What is needed
Give the number of lines containing the word "name", and nothing else.

Raw records

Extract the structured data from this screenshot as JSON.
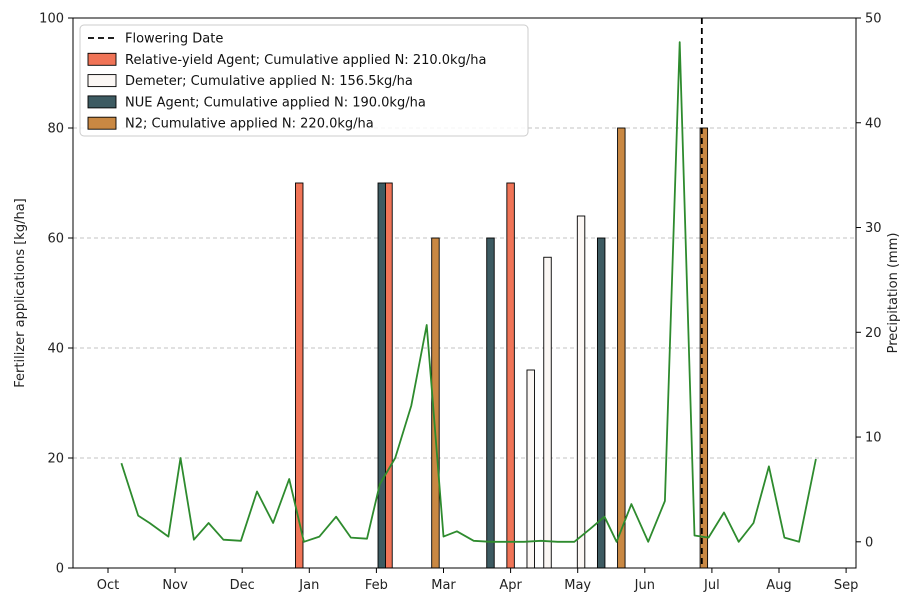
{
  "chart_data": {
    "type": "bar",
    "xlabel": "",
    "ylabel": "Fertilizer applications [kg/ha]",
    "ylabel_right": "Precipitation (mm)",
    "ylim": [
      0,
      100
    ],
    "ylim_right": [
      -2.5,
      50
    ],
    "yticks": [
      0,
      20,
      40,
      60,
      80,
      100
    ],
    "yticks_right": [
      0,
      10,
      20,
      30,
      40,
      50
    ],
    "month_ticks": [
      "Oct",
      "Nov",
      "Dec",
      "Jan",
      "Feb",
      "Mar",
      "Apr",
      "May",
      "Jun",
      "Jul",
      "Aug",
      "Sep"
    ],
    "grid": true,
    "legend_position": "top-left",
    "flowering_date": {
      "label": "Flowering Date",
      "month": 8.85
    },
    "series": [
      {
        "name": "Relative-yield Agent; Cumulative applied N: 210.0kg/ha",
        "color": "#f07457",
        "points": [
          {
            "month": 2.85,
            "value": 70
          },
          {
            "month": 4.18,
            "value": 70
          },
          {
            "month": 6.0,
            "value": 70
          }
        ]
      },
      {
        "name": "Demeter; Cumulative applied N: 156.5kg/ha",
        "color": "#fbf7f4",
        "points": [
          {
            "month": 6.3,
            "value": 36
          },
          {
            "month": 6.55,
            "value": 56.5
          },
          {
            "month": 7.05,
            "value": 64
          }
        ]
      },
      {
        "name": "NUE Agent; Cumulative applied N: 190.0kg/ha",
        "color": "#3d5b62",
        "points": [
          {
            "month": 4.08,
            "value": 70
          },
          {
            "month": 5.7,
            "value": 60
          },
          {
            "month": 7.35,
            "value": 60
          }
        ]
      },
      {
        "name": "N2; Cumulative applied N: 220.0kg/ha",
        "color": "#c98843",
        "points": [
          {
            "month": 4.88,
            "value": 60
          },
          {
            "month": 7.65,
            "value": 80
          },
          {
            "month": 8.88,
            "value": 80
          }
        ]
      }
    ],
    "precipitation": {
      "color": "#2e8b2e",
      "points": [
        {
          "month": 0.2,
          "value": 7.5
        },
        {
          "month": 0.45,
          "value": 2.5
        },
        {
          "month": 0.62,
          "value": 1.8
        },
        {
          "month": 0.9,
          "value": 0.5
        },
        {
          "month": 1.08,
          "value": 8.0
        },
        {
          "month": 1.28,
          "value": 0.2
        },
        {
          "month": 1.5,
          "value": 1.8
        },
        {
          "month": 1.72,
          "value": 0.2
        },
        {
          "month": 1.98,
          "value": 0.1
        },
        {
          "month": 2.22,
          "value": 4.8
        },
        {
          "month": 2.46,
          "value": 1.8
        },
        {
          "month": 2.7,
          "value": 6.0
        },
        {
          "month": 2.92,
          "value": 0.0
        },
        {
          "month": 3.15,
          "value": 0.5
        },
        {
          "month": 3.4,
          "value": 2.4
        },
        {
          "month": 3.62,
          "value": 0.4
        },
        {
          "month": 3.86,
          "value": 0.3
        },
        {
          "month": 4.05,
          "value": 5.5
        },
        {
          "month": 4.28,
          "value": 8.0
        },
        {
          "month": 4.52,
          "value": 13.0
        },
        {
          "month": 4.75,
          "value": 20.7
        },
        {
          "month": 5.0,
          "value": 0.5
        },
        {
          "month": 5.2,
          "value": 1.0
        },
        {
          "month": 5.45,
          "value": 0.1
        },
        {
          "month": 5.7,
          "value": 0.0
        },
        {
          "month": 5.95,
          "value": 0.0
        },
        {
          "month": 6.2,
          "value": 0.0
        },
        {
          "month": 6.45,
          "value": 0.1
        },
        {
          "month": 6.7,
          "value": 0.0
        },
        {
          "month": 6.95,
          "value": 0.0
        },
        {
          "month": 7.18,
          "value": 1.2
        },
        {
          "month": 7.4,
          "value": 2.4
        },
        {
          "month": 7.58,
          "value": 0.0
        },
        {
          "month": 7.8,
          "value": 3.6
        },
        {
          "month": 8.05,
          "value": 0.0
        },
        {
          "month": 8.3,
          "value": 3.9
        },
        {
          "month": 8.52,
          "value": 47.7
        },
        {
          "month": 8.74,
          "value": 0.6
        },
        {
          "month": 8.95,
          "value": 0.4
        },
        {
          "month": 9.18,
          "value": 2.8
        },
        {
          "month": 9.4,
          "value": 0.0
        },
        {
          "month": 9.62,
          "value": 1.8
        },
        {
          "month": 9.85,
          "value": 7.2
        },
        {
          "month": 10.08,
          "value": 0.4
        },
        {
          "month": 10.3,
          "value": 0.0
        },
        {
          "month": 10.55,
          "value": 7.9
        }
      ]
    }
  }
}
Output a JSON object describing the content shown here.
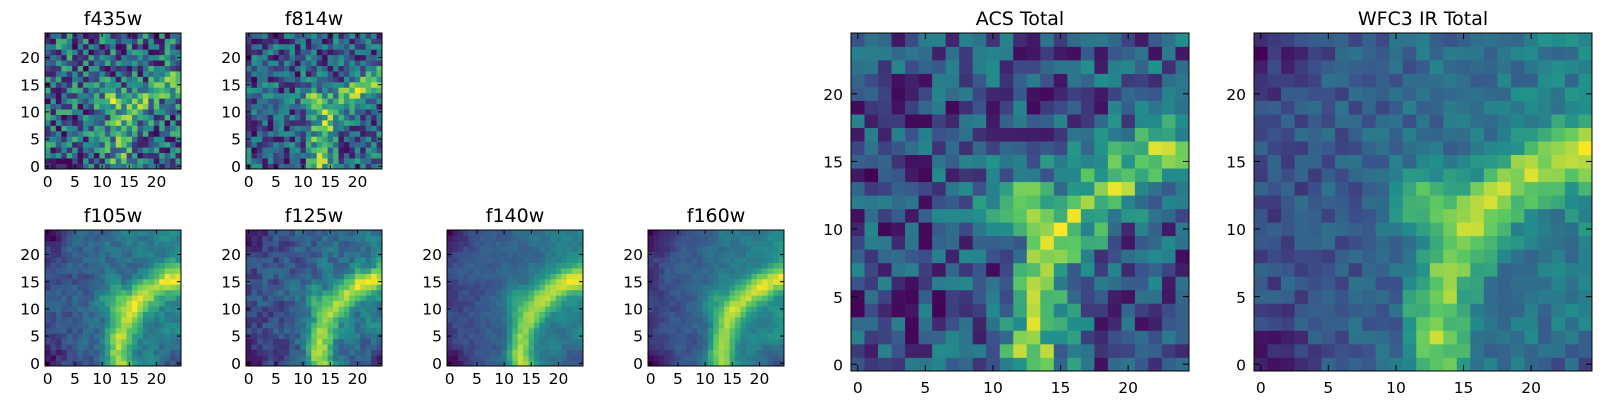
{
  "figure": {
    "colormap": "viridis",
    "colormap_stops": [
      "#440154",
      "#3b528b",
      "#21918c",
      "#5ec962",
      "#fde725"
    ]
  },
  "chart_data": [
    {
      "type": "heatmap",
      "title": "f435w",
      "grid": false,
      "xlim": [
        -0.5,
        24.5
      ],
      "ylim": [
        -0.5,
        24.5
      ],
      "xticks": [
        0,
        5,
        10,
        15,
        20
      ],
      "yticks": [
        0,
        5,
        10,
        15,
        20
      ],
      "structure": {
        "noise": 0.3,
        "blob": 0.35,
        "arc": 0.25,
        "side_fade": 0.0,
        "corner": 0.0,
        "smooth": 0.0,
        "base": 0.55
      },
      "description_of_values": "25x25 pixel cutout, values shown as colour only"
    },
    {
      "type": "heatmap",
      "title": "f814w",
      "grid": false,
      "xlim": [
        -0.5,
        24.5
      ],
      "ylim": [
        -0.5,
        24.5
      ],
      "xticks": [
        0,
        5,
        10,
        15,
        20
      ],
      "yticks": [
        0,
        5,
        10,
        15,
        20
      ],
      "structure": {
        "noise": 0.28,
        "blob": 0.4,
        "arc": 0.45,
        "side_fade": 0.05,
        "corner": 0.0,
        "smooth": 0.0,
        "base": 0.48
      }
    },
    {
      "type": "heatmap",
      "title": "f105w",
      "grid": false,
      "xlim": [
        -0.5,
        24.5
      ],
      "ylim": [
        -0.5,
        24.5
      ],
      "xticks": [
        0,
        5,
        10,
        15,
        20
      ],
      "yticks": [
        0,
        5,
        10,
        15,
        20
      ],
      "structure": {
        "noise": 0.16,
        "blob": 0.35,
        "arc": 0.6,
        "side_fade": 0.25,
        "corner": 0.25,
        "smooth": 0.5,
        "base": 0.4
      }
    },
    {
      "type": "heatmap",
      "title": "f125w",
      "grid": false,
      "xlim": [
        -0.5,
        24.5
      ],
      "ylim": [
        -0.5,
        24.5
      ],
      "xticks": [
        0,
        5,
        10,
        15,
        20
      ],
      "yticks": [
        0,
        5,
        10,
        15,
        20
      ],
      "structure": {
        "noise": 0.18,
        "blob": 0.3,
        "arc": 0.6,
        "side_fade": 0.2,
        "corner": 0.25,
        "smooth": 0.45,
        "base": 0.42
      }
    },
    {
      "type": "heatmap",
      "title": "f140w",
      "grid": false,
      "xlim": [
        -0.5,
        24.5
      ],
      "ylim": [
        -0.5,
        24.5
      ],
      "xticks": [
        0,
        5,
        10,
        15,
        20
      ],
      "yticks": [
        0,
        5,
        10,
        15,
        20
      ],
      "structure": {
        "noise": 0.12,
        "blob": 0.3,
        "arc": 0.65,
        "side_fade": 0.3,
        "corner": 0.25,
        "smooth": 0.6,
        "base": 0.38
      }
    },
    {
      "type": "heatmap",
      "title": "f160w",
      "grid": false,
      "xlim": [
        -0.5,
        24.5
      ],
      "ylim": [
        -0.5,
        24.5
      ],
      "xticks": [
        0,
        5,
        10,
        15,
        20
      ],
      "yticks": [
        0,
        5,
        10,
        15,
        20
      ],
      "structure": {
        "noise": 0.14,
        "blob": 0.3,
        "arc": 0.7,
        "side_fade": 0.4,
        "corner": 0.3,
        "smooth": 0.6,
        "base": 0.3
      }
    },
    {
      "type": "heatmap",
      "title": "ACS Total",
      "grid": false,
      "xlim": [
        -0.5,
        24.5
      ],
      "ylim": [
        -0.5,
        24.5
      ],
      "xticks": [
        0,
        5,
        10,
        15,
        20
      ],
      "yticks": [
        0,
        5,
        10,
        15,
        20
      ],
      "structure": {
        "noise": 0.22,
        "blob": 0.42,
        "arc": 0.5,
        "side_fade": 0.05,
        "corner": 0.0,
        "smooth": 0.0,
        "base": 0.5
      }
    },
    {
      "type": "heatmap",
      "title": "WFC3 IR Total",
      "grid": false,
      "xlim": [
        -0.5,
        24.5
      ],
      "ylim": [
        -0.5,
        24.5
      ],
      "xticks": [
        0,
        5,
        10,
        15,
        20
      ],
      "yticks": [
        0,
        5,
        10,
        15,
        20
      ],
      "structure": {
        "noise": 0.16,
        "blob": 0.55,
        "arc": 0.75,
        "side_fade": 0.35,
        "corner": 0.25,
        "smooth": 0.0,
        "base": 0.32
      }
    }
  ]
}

Finished exercise
4